Written task ▸
Retype all of the entries word for word.

(Lines of data)
>> BEGIN

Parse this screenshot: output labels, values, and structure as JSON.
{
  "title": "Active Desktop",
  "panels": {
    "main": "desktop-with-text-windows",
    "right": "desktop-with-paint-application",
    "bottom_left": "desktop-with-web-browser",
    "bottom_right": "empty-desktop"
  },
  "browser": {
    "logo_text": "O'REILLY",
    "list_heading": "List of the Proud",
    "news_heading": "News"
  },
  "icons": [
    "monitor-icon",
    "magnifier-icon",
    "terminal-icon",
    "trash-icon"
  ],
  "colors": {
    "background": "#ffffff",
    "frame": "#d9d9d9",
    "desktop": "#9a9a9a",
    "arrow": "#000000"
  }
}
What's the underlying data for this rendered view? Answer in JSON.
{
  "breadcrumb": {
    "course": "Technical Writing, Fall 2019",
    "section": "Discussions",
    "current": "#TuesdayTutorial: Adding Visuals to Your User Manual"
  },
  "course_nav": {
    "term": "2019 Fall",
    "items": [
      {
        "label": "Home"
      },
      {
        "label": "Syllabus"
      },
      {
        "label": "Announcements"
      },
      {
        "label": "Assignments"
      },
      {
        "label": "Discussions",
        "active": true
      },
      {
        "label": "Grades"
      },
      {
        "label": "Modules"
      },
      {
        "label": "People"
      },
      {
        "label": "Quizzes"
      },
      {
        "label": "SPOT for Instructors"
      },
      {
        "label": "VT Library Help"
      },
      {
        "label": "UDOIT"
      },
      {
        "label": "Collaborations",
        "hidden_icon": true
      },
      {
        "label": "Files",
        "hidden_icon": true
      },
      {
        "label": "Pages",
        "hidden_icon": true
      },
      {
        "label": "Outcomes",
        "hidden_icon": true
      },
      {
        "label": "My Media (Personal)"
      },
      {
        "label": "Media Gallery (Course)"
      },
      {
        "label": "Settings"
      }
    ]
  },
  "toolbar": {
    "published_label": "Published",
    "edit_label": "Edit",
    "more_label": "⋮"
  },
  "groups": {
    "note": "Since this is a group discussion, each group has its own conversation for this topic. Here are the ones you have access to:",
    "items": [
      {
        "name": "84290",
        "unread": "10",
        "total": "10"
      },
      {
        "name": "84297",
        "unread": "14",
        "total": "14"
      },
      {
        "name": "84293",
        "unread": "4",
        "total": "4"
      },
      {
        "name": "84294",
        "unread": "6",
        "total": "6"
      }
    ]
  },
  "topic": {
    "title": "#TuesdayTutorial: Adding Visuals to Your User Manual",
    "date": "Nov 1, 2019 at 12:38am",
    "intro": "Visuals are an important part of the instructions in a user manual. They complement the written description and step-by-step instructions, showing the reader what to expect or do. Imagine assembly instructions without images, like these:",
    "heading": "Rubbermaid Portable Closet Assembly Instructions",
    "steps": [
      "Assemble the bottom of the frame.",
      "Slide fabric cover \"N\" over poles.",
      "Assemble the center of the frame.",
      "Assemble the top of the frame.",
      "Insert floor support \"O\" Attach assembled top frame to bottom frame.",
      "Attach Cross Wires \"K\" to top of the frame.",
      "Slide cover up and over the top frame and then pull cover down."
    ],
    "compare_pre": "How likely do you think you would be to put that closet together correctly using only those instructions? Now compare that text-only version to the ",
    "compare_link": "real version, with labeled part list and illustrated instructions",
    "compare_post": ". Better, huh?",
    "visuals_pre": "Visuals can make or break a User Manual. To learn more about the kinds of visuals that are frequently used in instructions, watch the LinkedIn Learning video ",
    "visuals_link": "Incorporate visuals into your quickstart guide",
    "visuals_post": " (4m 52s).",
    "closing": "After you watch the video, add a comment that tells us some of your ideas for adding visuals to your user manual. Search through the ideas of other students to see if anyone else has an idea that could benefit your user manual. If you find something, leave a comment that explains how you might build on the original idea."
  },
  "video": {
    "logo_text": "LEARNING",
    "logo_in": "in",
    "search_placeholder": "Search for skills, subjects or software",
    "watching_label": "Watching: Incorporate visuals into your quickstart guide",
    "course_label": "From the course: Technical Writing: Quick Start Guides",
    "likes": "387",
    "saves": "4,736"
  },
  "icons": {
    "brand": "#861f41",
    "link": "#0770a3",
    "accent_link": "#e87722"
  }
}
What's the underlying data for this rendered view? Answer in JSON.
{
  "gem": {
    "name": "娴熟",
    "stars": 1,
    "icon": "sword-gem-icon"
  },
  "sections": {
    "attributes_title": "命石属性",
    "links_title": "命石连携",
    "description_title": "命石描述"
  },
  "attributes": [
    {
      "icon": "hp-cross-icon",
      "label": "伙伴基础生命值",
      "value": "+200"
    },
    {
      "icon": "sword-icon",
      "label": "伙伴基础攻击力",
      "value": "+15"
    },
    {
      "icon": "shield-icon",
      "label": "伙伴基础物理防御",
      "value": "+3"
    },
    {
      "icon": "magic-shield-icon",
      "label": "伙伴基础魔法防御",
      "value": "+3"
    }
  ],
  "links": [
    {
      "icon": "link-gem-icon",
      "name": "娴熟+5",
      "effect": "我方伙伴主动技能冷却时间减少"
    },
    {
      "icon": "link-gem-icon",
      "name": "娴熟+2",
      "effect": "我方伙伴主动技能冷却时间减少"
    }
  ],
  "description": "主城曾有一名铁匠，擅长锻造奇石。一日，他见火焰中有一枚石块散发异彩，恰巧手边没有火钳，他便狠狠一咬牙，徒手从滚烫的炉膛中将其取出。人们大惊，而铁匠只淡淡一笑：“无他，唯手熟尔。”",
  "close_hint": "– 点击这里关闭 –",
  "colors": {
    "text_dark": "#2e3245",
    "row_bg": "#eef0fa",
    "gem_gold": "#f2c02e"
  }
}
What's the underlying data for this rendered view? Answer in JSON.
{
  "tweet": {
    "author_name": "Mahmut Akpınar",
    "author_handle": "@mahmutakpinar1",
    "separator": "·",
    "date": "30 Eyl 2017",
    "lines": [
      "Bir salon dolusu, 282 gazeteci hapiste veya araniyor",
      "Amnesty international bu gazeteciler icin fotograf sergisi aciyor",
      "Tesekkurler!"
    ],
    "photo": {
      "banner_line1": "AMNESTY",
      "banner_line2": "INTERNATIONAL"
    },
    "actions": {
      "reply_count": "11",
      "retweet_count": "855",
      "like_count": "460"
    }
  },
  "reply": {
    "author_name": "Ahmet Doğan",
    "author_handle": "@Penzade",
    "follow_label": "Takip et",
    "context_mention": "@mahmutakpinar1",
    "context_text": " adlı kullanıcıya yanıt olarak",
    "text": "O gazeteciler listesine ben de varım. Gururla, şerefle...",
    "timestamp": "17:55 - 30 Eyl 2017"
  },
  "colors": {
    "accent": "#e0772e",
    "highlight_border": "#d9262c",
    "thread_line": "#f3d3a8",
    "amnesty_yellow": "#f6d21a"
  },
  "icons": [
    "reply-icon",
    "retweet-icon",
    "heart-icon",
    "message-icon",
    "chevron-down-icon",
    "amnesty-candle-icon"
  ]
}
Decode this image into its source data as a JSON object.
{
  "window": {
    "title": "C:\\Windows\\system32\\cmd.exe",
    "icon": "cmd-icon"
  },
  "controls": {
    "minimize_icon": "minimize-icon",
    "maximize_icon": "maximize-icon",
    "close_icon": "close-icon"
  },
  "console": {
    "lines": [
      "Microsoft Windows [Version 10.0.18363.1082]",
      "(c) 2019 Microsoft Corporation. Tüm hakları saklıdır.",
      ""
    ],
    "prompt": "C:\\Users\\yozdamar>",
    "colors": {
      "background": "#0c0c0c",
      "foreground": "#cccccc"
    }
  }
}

>> END

Solution to this exercise ▸
Parse this screenshot: output labels, values, and structure as JSON.
{
  "title": "Active Desktop",
  "panels": {
    "main": "desktop-with-text-windows",
    "right": "desktop-with-paint-application",
    "bottom_left": "desktop-with-web-browser",
    "bottom_right": "empty-desktop"
  },
  "browser": {
    "logo_text": "O'REILLY",
    "list_heading": "List of the Proud",
    "news_heading": "News"
  },
  "icons": [
    "monitor-icon",
    "magnifier-icon",
    "terminal-icon",
    "trash-icon"
  ],
  "colors": {
    "background": "#ffffff",
    "frame": "#d9d9d9",
    "desktop": "#9a9a9a",
    "arrow": "#000000"
  }
}
What's the underlying data for this rendered view? Answer in JSON.
{
  "breadcrumb": {
    "course": "Technical Writing, Fall 2019",
    "section": "Discussions",
    "current": "#TuesdayTutorial: Adding Visuals to Your User Manual"
  },
  "course_nav": {
    "term": "2019 Fall",
    "items": [
      {
        "label": "Home"
      },
      {
        "label": "Syllabus"
      },
      {
        "label": "Announcements"
      },
      {
        "label": "Assignments"
      },
      {
        "label": "Discussions",
        "active": true
      },
      {
        "label": "Grades"
      },
      {
        "label": "Modules"
      },
      {
        "label": "People"
      },
      {
        "label": "Quizzes"
      },
      {
        "label": "SPOT for Instructors"
      },
      {
        "label": "VT Library Help"
      },
      {
        "label": "UDOIT"
      },
      {
        "label": "Collaborations",
        "hidden_icon": true
      },
      {
        "label": "Files",
        "hidden_icon": true
      },
      {
        "label": "Pages",
        "hidden_icon": true
      },
      {
        "label": "Outcomes",
        "hidden_icon": true
      },
      {
        "label": "My Media (Personal)"
      },
      {
        "label": "Media Gallery (Course)"
      },
      {
        "label": "Settings"
      }
    ]
  },
  "toolbar": {
    "published_label": "Published",
    "edit_label": "Edit",
    "more_label": "⋮"
  },
  "groups": {
    "note": "Since this is a group discussion, each group has its own conversation for this topic. Here are the ones you have access to:",
    "items": [
      {
        "name": "84290",
        "unread": "10",
        "total": "10"
      },
      {
        "name": "84297",
        "unread": "14",
        "total": "14"
      },
      {
        "name": "84293",
        "unread": "4",
        "total": "4"
      },
      {
        "name": "84294",
        "unread": "6",
        "total": "6"
      }
    ]
  },
  "topic": {
    "title": "#TuesdayTutorial: Adding Visuals to Your User Manual",
    "date": "Nov 1, 2019 at 12:38am",
    "intro": "Visuals are an important part of the instructions in a user manual. They complement the written description and step-by-step instructions, showing the reader what to expect or do. Imagine assembly instructions without images, like these:",
    "heading": "Rubbermaid Portable Closet Assembly Instructions",
    "steps": [
      "Assemble the bottom of the frame.",
      "Slide fabric cover \"N\" over poles.",
      "Assemble the center of the frame.",
      "Assemble the top of the frame.",
      "Insert floor support \"O\" Attach assembled top frame to bottom frame.",
      "Attach Cross Wires \"K\" to top of the frame.",
      "Slide cover up and over the top frame and then pull cover down."
    ],
    "compare_pre": "How likely do you think you would be to put that closet together correctly using only those instructions? Now compare that text-only version to the ",
    "compare_link": "real version, with labeled part list and illustrated instructions",
    "compare_post": ". Better, huh?",
    "visuals_pre": "Visuals can make or break a User Manual. To learn more about the kinds of visuals that are frequently used in instructions, watch the LinkedIn Learning video ",
    "visuals_link": "Incorporate visuals into your quickstart guide",
    "visuals_post": " (4m 52s).",
    "closing": "After you watch the video, add a comment that tells us some of your ideas for adding visuals to your user manual. Search through the ideas of other students to see if anyone else has an idea that could benefit your user manual. If you find something, leave a comment that explains how you might build on the original idea."
  },
  "video": {
    "logo_text": "LEARNING",
    "logo_in": "in",
    "search_placeholder": "Search for skills, subjects or software",
    "watching_label": "Watching: Incorporate visuals into your quickstart guide",
    "course_label": "From the course: Technical Writing: Quick Start Guides",
    "likes": "387",
    "saves": "4,736"
  },
  "icons": {
    "brand": "#861f41",
    "link": "#0770a3",
    "accent_link": "#e87722"
  }
}
What's the underlying data for this rendered view? Answer in JSON.
{
  "gem": {
    "name": "娴熟",
    "stars": 1,
    "icon": "sword-gem-icon"
  },
  "sections": {
    "attributes_title": "命石属性",
    "links_title": "命石连携",
    "description_title": "命石描述"
  },
  "attributes": [
    {
      "icon": "hp-cross-icon",
      "label": "伙伴基础生命值",
      "value": "+200"
    },
    {
      "icon": "sword-icon",
      "label": "伙伴基础攻击力",
      "value": "+15"
    },
    {
      "icon": "shield-icon",
      "label": "伙伴基础物理防御",
      "value": "+3"
    },
    {
      "icon": "magic-shield-icon",
      "label": "伙伴基础魔法防御",
      "value": "+3"
    }
  ],
  "links": [
    {
      "icon": "link-gem-icon",
      "name": "娴熟+5",
      "effect": "我方伙伴主动技能冷却时间减少"
    },
    {
      "icon": "link-gem-icon",
      "name": "娴熟+2",
      "effect": "我方伙伴主动技能冷却时间减少"
    }
  ],
  "description": "主城曾有一名铁匠，擅长锻造奇石。一日，他见火焰中有一枚石块散发异彩，恰巧手边没有火钳，他便狠狠一咬牙，徒手从滚烫的炉膛中将其取出。人们大惊，而铁匠只淡淡一笑：“无他，唯手熟尔。”",
  "close_hint": "– 点击这里关闭 –",
  "colors": {
    "text_dark": "#2e3245",
    "row_bg": "#eef0fa",
    "gem_gold": "#f2c02e"
  }
}
What's the underlying data for this rendered view? Answer in JSON.
{
  "tweet": {
    "author_name": "Mahmut Akpınar",
    "author_handle": "@mahmutakpinar1",
    "separator": "·",
    "date": "30 Eyl 2017",
    "lines": [
      "Bir salon dolusu, 282 gazeteci hapiste veya araniyor",
      "Amnesty international bu gazeteciler icin fotograf sergisi aciyor",
      "Tesekkurler!"
    ],
    "photo": {
      "banner_line1": "AMNESTY",
      "banner_line2": "INTERNATIONAL"
    },
    "actions": {
      "reply_count": "11",
      "retweet_count": "855",
      "like_count": "460"
    }
  },
  "reply": {
    "author_name": "Ahmet Doğan",
    "author_handle": "@Penzade",
    "follow_label": "Takip et",
    "context_mention": "@mahmutakpinar1",
    "context_text": " adlı kullanıcıya yanıt olarak",
    "text": "O gazeteciler listesine ben de varım. Gururla, şerefle...",
    "timestamp": "17:55 - 30 Eyl 2017"
  },
  "colors": {
    "accent": "#e0772e",
    "highlight_border": "#d9262c",
    "thread_line": "#f3d3a8",
    "amnesty_yellow": "#f6d21a"
  },
  "icons": [
    "reply-icon",
    "retweet-icon",
    "heart-icon",
    "message-icon",
    "chevron-down-icon",
    "amnesty-candle-icon"
  ]
}
Decode this image into its source data as a JSON object.
{
  "window": {
    "title": "C:\\Windows\\system32\\cmd.exe",
    "icon": "cmd-icon"
  },
  "controls": {
    "minimize_icon": "minimize-icon",
    "maximize_icon": "maximize-icon",
    "close_icon": "close-icon"
  },
  "console": {
    "lines": [
      "Microsoft Windows [Version 10.0.18363.1082]",
      "(c) 2019 Microsoft Corporation. Tüm hakları saklıdır.",
      ""
    ],
    "prompt": "C:\\Users\\yozdamar>",
    "colors": {
      "background": "#0c0c0c",
      "foreground": "#cccccc"
    }
  }
}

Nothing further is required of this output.